EXERCISE TASK: Among the lines below, count those with "play". Give only the number.

ENTRIES PROVIDED:
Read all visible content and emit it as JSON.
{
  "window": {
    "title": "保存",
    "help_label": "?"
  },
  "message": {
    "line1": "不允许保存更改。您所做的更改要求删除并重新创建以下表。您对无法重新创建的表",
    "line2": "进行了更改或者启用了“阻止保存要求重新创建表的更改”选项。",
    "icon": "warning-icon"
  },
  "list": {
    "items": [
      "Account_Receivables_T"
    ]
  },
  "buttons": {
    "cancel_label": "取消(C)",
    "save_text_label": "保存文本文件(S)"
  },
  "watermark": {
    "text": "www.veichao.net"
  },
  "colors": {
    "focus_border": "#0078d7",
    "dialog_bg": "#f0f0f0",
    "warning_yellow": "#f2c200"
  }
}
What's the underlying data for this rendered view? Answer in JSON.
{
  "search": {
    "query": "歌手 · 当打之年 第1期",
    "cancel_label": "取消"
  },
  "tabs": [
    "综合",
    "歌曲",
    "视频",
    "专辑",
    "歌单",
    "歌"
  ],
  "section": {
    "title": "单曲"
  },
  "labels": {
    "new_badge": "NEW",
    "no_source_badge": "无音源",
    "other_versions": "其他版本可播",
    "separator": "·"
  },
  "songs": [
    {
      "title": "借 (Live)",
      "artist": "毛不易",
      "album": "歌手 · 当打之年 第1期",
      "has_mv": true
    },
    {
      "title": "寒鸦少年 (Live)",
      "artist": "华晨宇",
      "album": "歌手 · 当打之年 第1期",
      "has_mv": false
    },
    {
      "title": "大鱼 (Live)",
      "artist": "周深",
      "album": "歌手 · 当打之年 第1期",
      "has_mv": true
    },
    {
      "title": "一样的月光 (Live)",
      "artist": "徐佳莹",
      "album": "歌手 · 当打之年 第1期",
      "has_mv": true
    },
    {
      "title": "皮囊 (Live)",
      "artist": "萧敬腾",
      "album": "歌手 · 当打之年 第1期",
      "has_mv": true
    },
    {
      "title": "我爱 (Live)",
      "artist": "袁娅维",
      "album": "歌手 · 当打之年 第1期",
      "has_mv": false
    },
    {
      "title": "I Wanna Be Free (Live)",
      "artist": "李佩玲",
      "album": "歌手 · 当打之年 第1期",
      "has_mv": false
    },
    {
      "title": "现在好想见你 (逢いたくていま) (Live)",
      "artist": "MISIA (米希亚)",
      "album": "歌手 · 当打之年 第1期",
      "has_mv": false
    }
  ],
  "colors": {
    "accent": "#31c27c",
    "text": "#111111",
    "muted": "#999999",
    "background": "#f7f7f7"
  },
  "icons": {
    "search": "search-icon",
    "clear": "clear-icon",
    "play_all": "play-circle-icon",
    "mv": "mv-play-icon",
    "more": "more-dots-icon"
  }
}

TASK SOLUTION: 2